Exercise task: Copy each line exactly. Drop every picture.

[Dataset items]
==*==
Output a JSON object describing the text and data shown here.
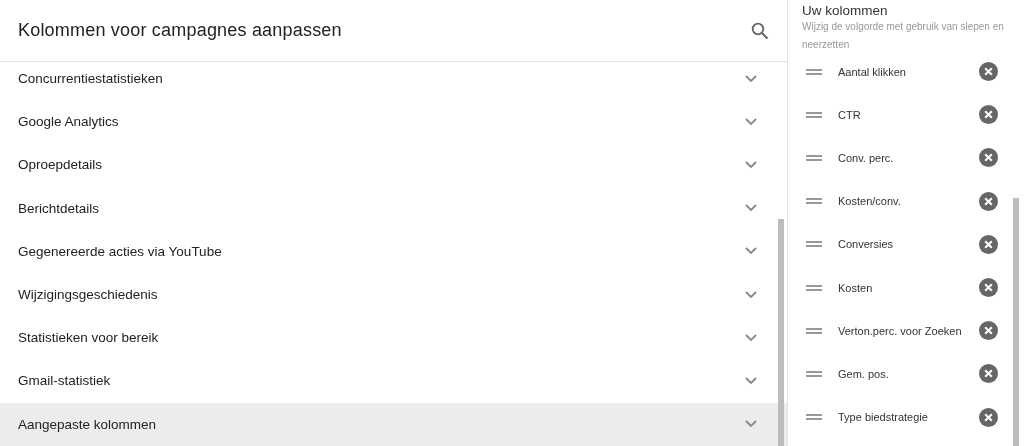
{
  "title": "Kolommen voor campagnes aanpassen",
  "categories": [
    {
      "label": "Concurrentiestatistieken",
      "selected": false
    },
    {
      "label": "Google Analytics",
      "selected": false
    },
    {
      "label": "Oproepdetails",
      "selected": false
    },
    {
      "label": "Berichtdetails",
      "selected": false
    },
    {
      "label": "Gegenereerde acties via YouTube",
      "selected": false
    },
    {
      "label": "Wijzigingsgeschiedenis",
      "selected": false
    },
    {
      "label": "Statistieken voor bereik",
      "selected": false
    },
    {
      "label": "Gmail-statistiek",
      "selected": false
    },
    {
      "label": "Aangepaste kolommen",
      "selected": true
    }
  ],
  "your_columns": {
    "title": "Uw kolommen",
    "subtitle": "Wijzig de volgorde met gebruik van slepen en neerzetten",
    "items": [
      "Aantal klikken",
      "CTR",
      "Conv. perc.",
      "Kosten/conv.",
      "Conversies",
      "Kosten",
      "Verton.perc. voor Zoeken",
      "Gem. pos.",
      "Type biedstrategie"
    ]
  }
}
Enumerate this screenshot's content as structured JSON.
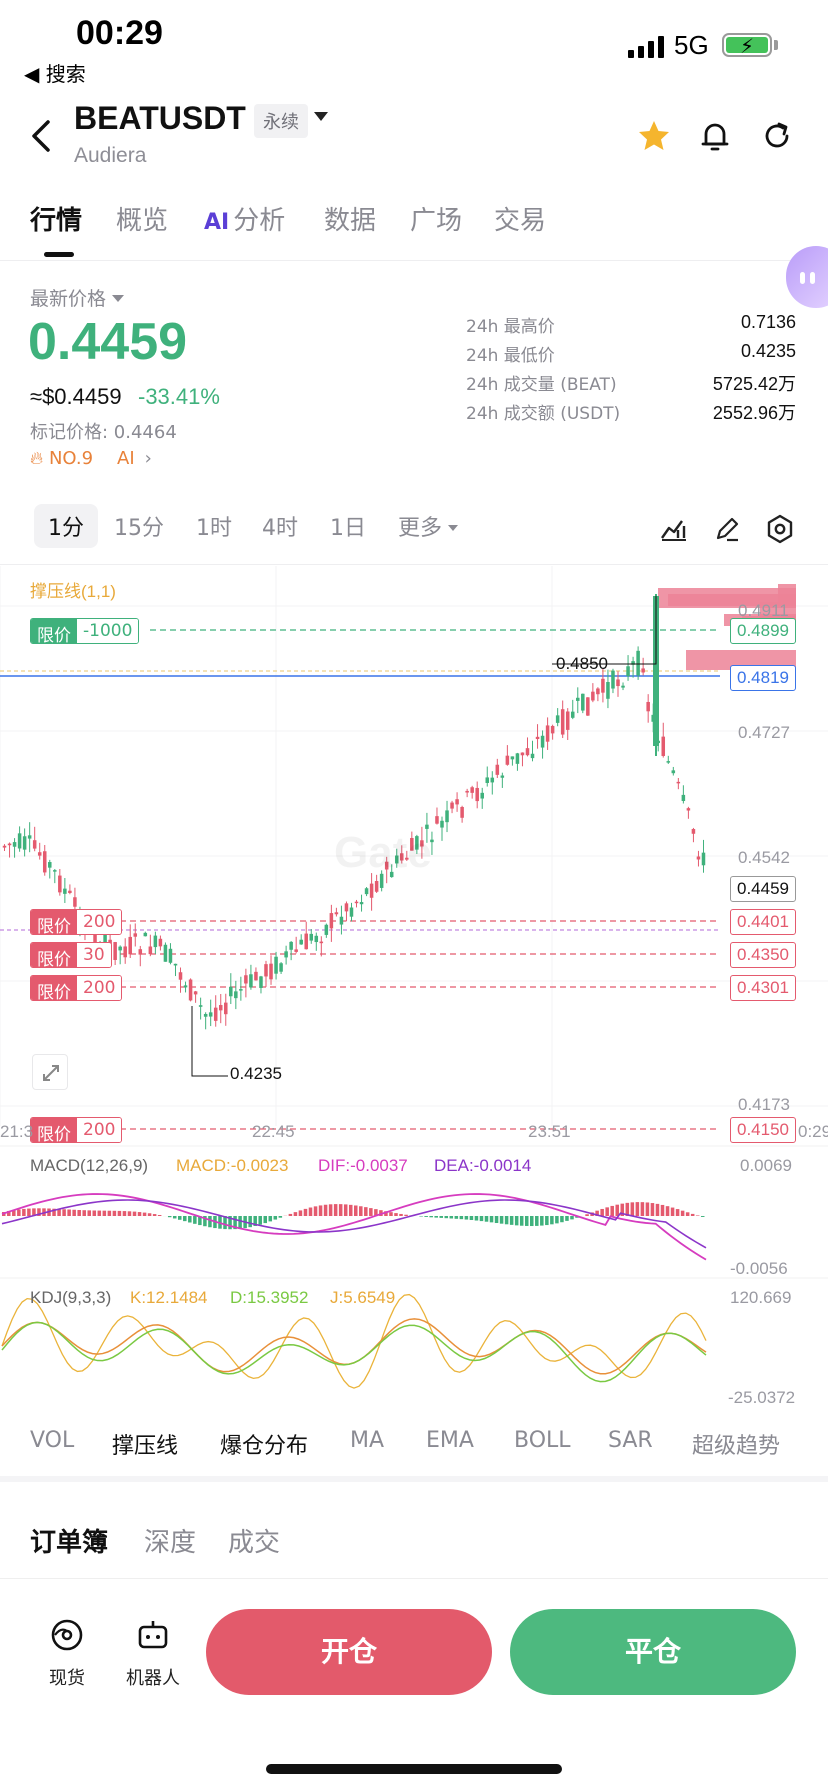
==*==
Task answer:
Output a JSON object describing the text and data shown here.
{
  "title": "Kolommen voor campagnes aanpassen",
  "categories": [
    {
      "label": "Concurrentiestatistieken",
      "selected": false
    },
    {
      "label": "Google Analytics",
      "selected": false
    },
    {
      "label": "Oproepdetails",
      "selected": false
    },
    {
      "label": "Berichtdetails",
      "selected": false
    },
    {
      "label": "Gegenereerde acties via YouTube",
      "selected": false
    },
    {
      "label": "Wijzigingsgeschiedenis",
      "selected": false
    },
    {
      "label": "Statistieken voor bereik",
      "selected": false
    },
    {
      "label": "Gmail-statistiek",
      "selected": false
    },
    {
      "label": "Aangepaste kolommen",
      "selected": true
    }
  ],
  "your_columns": {
    "title": "Uw kolommen",
    "subtitle": "Wijzig de volgorde met gebruik van slepen en neerzetten",
    "items": [
      "Aantal klikken",
      "CTR",
      "Conv. perc.",
      "Kosten/conv.",
      "Conversies",
      "Kosten",
      "Verton.perc. voor Zoeken",
      "Gem. pos.",
      "Type biedstrategie"
    ]
  }
}
Enumerate this screenshot's content as structured JSON.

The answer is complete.